▶ _EJERCICIOS_
1 – Resume en dos oraciones el texto sobre Correa y el alcalde Rodas.
2 – Traduce al inglés esta oración del texto sobre Correa y el alcalde Rodas: "Por fortuna, Rodas es un demócrata y demuestra respeto y cultura."
3 – Prosigue el texto sobre Correa y el alcalde Rodas a partir de su última oración.

▶ _TEXTO MOSTRADO_

= = = = =

Correa debe aceptar que el triunfo de Rodas fue amplio y si intenta dinamitar su gestión, su acción será visible para los quiteños que ya han identificado el terrible complejo que lleva a la espalda el “padrino” de las elecciones, de allí que utiliza cualquier ardid para intentar encerrarlo. Nos hacemos eco de lo que ahora espera la gente: Déjale trabajar al Alcalde gran Presidente, déjale que al menos sepa los interiores del Palacio Municipal que manejaba una altísima cifra en multas las mismas de cuya contabilidad no se justifica, pues ahora que Rodas está en el sillón alcaldicio “están de acuerdo en bajar los impuestos y multas”. Todo eso muy de acuerdo, ¿y sobre el excedente de las multas altísimas durante la gestión de Barrera, qué hay de esos fondos?

Los quiteños deben respaldar al principal funcionario de la ciudad y ese respaldo debe ser inmediato a la par que se produzca una campaña negativa del Gobierno contra un Alcalde. Correa no se para en mientes con tal de tratar de que fracase un funcionario de oposición. Si fuera al revés la cosa, estuviese con sus 40 medios, entre ellos media docena de canales de televisión, pidiendo la salida del abusivo que lo enfrenta. Por fortuna, Rodas es un demócrata y demuestra respeto y cultura.

Ecuador, gracias a que tenemos un “soberano” intocable es escenario permanente de posturas críticas no solo contra los políticos que no están a su servicio, sino contra una organización de carácter democrático como la Prensa. Una de las últimas manifestaciones colectivas del Análisis Crítico del Discurso lo encontramos en la confrontación Periodismo – Poder, como una circunstancia agudizada tras la aprobación de la Ley de Comunicación, pero también profundizada tras las elecciones del último 23 de Febrero, cuando Ecuador votó por la renovación de los gobiernos seccionales, elecciones donde Mauricio Rodas adquirió una estatura de potencial líder de la oposición. Los analistas de los diferentes medios establecieron una distancia respecto a la tesis del Gobierno de que los resultados no constituyeron una consecuencia de la buena o mala gestión del régimen que encabeza el economista Rafael Correa.

= = = = =

▶ _FILAS EXTRAÍDAS_
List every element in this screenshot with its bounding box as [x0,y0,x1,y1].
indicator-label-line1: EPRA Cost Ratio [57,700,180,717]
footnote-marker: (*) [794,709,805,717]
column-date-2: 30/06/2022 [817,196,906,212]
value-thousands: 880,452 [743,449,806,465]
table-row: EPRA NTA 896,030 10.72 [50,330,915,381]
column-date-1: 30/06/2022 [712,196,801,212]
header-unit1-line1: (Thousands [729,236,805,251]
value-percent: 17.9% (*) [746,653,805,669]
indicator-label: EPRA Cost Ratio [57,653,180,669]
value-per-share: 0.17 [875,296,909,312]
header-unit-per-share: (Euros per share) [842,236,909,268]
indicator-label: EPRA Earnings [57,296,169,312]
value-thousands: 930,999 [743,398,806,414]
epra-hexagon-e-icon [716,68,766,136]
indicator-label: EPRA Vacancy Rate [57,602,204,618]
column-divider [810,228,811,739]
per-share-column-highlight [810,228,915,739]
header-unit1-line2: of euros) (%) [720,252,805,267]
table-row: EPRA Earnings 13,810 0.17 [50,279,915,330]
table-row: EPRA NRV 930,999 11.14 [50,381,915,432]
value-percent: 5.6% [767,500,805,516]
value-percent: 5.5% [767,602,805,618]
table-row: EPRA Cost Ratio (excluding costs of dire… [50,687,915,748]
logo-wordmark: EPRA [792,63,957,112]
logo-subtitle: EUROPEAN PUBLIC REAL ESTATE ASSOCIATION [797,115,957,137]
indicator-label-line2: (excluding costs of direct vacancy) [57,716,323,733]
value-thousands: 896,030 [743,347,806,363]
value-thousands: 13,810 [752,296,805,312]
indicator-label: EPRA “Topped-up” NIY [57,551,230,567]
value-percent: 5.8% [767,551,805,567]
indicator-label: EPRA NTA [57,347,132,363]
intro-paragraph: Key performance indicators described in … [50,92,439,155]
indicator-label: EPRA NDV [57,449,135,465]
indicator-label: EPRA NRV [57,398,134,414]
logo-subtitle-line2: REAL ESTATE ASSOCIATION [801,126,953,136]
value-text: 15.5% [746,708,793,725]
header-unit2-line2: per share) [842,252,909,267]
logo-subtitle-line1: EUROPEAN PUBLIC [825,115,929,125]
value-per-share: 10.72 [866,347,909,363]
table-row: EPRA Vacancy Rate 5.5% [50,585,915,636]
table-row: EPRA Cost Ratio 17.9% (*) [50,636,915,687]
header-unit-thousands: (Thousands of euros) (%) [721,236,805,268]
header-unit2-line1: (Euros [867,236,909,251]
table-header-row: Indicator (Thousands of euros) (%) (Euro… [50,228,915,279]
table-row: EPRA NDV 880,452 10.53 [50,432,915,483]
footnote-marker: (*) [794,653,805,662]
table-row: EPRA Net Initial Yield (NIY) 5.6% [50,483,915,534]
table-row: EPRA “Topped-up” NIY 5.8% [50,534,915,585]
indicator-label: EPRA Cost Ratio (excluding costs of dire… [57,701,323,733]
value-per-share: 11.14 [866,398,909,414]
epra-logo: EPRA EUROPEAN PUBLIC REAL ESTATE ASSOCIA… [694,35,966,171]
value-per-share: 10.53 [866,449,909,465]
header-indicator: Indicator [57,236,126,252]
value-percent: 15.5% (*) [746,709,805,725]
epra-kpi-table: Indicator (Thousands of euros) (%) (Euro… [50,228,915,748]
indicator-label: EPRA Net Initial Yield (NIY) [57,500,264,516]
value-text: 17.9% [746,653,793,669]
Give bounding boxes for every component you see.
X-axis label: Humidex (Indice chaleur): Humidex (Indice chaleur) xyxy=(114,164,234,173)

= = = = =

▶ _RESPUESTAS_
1 – El texto sostiene que Correa debe aceptar el amplio triunfo de Mauricio Rodas y dejarlo trabajar, y pide que los quiteños respalden de inmediato al Alcalde ante una campaña negativa del Gobierno. También relaciona la confrontación entre el periodismo y el poder con la aprobación de la Ley de Comunicación y con las elecciones seccionales del 23 de febrero, en las que Rodas adquirió la estatura de potencial líder de la oposición.

2 – Fortunately, Rodas is a democrat and shows respect and culture.

3 –
La arbitraria actitud del prepotente es la que ha dado origen a profundos análisis de especialistas de opinión de todo el país, lo cual recogí en un libro que es la radiografía del intelecto ecuatoriano con respecto al 23 de Febrero. He recopilado, a través de los más importantes medios nacionales, aportando también yo con varios de mis análisis, los artículos de opinión subsiguientes al evento del 23 de Febrero, bajo el título “EL PENSAMIENTO ECUATORIANO TRAS EL 23 DE FEBRERO (23-F)”, que es una amplia exposición de 260 páginas de los artículos de los quienes enfocan con sólidos argumentos las filias y fobias que fueron el resorte de la actuación vergonzosa de Correa, la misma que debió merecer multas y otras sanciones del Consejo Nacional Electoral, que solo “exhortó” al que realmente manda en los cinco poderes (de lo cual él no se abochorna, sino que está convencido que así debe ser).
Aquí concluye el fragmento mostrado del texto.